Give the number of lines in the data that hold the word "color", and nothing else.

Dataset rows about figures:
____________________

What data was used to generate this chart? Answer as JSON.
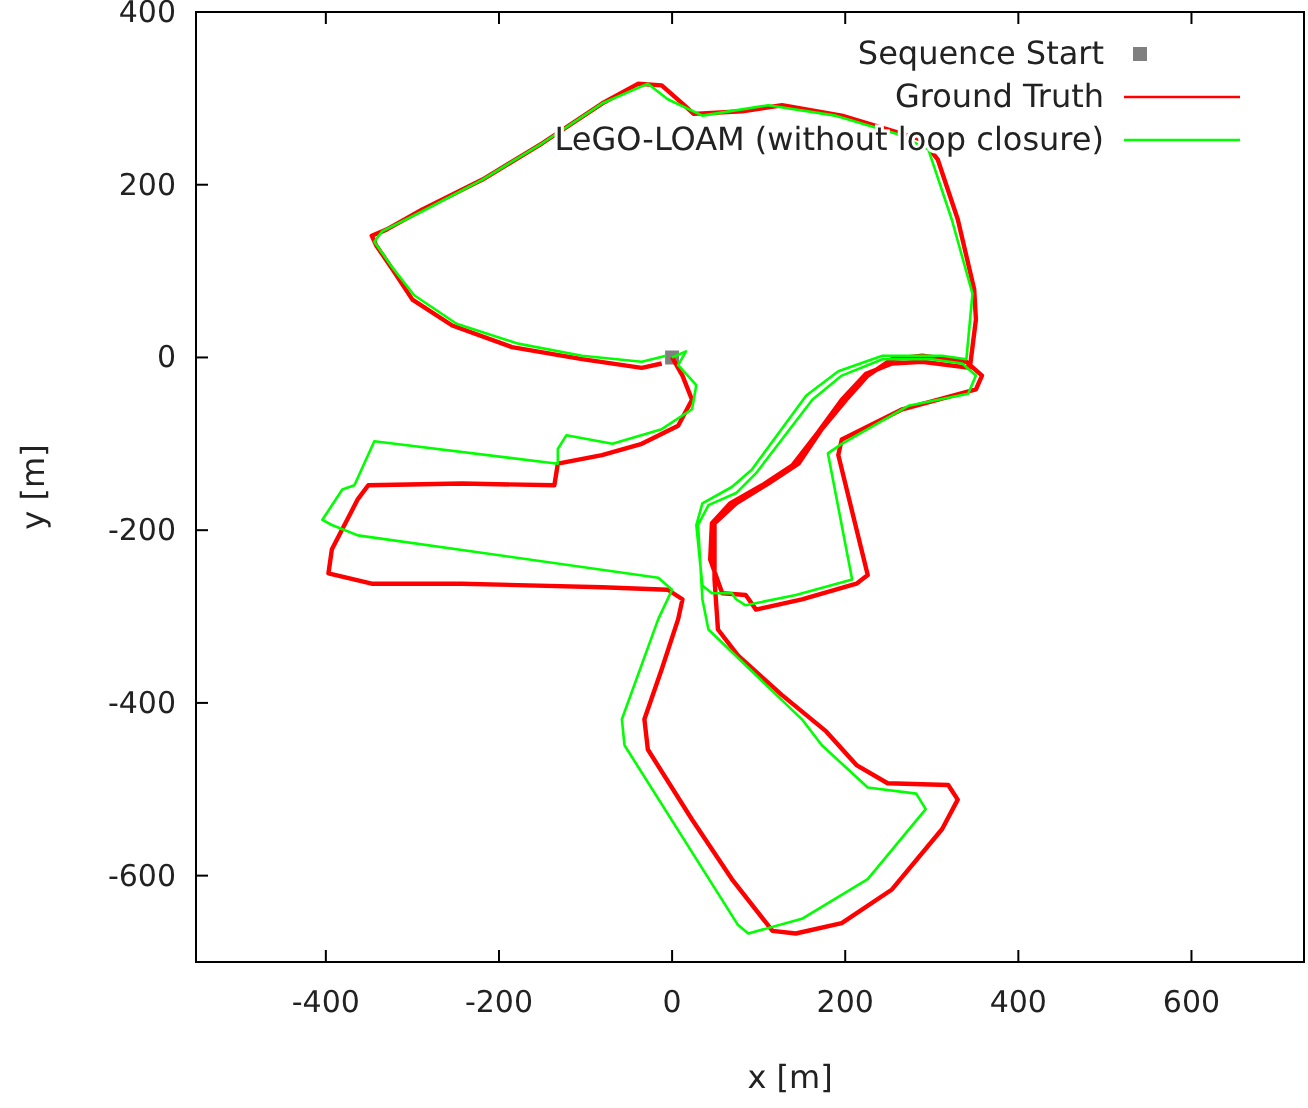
{
  "chart_data": {
    "type": "line",
    "xlabel": "x [m]",
    "ylabel": "y [m]",
    "xlim": [
      -550,
      730
    ],
    "ylim": [
      -700,
      400
    ],
    "xticks": [
      -400,
      -200,
      0,
      200,
      400,
      600
    ],
    "yticks": [
      -600,
      -400,
      -200,
      0,
      200,
      400
    ],
    "grid": false,
    "legend": "top right",
    "marker": "none",
    "line_style": "solid",
    "series": [
      {
        "name": "Sequence Start",
        "type": "scatter",
        "marker": "square",
        "color": "#808080",
        "x": [
          0
        ],
        "values": [
          0
        ]
      },
      {
        "name": "Ground Truth",
        "color": "#ff0000",
        "x": [
          0,
          12,
          23,
          7,
          -35,
          -81,
          -132,
          -136,
          -243,
          -351,
          -363,
          -393,
          -397,
          -347,
          -243,
          -81,
          -5,
          12,
          7,
          -12,
          -32,
          -28,
          23,
          69,
          116,
          143,
          196,
          254,
          312,
          330,
          319,
          249,
          213,
          178,
          127,
          76,
          53,
          49,
          49,
          74,
          111,
          146,
          173,
          201,
          226,
          254,
          289,
          340,
          358,
          351,
          266,
          196,
          192,
          226,
          213,
          150,
          97,
          85,
          58,
          44,
          46,
          67,
          104,
          139,
          169,
          196,
          224,
          254,
          289,
          344,
          351,
          349,
          330,
          307,
          289,
          196,
          127,
          81,
          25,
          12,
          -12,
          -39,
          -81,
          -150,
          -219,
          -289,
          -330,
          -347,
          -342,
          -323,
          -300,
          -254,
          -185,
          -104,
          -35,
          -12
        ],
        "values": [
          0,
          -21,
          -49,
          -79,
          -100,
          -113,
          -123,
          -148,
          -146,
          -148,
          -164,
          -222,
          -250,
          -262,
          -262,
          -266,
          -269,
          -280,
          -303,
          -361,
          -419,
          -454,
          -535,
          -604,
          -664,
          -667,
          -655,
          -616,
          -546,
          -512,
          -495,
          -493,
          -472,
          -433,
          -391,
          -345,
          -315,
          -257,
          -192,
          -169,
          -146,
          -123,
          -83,
          -49,
          -21,
          -2,
          2,
          -5,
          -21,
          -37,
          -60,
          -95,
          -113,
          -252,
          -262,
          -280,
          -292,
          -275,
          -273,
          -234,
          -192,
          -169,
          -148,
          -125,
          -86,
          -49,
          -19,
          -7,
          -5,
          -12,
          44,
          79,
          160,
          229,
          252,
          280,
          292,
          285,
          282,
          294,
          315,
          317,
          294,
          248,
          206,
          171,
          148,
          141,
          130,
          102,
          67,
          37,
          12,
          -2,
          -12,
          -7
        ]
      },
      {
        "name": "LeGO-LOAM (without loop closure)",
        "color": "#00ff00",
        "x": [
          0,
          16,
          7,
          28,
          23,
          -12,
          -69,
          -122,
          -132,
          -132,
          -344,
          -367,
          -381,
          -404,
          -393,
          -363,
          -16,
          0,
          -16,
          -58,
          -55,
          76,
          88,
          150,
          226,
          293,
          282,
          226,
          173,
          150,
          42,
          35,
          30,
          42,
          74,
          97,
          162,
          196,
          243,
          300,
          335,
          351,
          342,
          273,
          196,
          180,
          208,
          143,
          85,
          74,
          69,
          46,
          35,
          28,
          35,
          69,
          92,
          155,
          192,
          243,
          312,
          340,
          347,
          323,
          296,
          259,
          189,
          111,
          35,
          -5,
          -28,
          -81,
          -150,
          -219,
          -289,
          -335,
          -344,
          -323,
          -298,
          -249,
          -178,
          -104,
          -35,
          -7
        ],
        "values": [
          0,
          7,
          -9,
          -32,
          -60,
          -83,
          -100,
          -90,
          -106,
          -123,
          -97,
          -148,
          -153,
          -188,
          -194,
          -206,
          -255,
          -269,
          -303,
          -419,
          -449,
          -657,
          -667,
          -650,
          -604,
          -523,
          -505,
          -498,
          -449,
          -419,
          -315,
          -280,
          -194,
          -171,
          -157,
          -134,
          -49,
          -21,
          -2,
          -2,
          -7,
          -21,
          -42,
          -56,
          -100,
          -111,
          -257,
          -275,
          -287,
          -280,
          -273,
          -273,
          -264,
          -194,
          -169,
          -150,
          -130,
          -44,
          -16,
          2,
          2,
          -2,
          74,
          160,
          241,
          259,
          280,
          292,
          280,
          299,
          317,
          294,
          248,
          206,
          169,
          146,
          134,
          104,
          72,
          39,
          16,
          2,
          -5,
          2
        ]
      }
    ]
  }
}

____________________

Complete answer — 3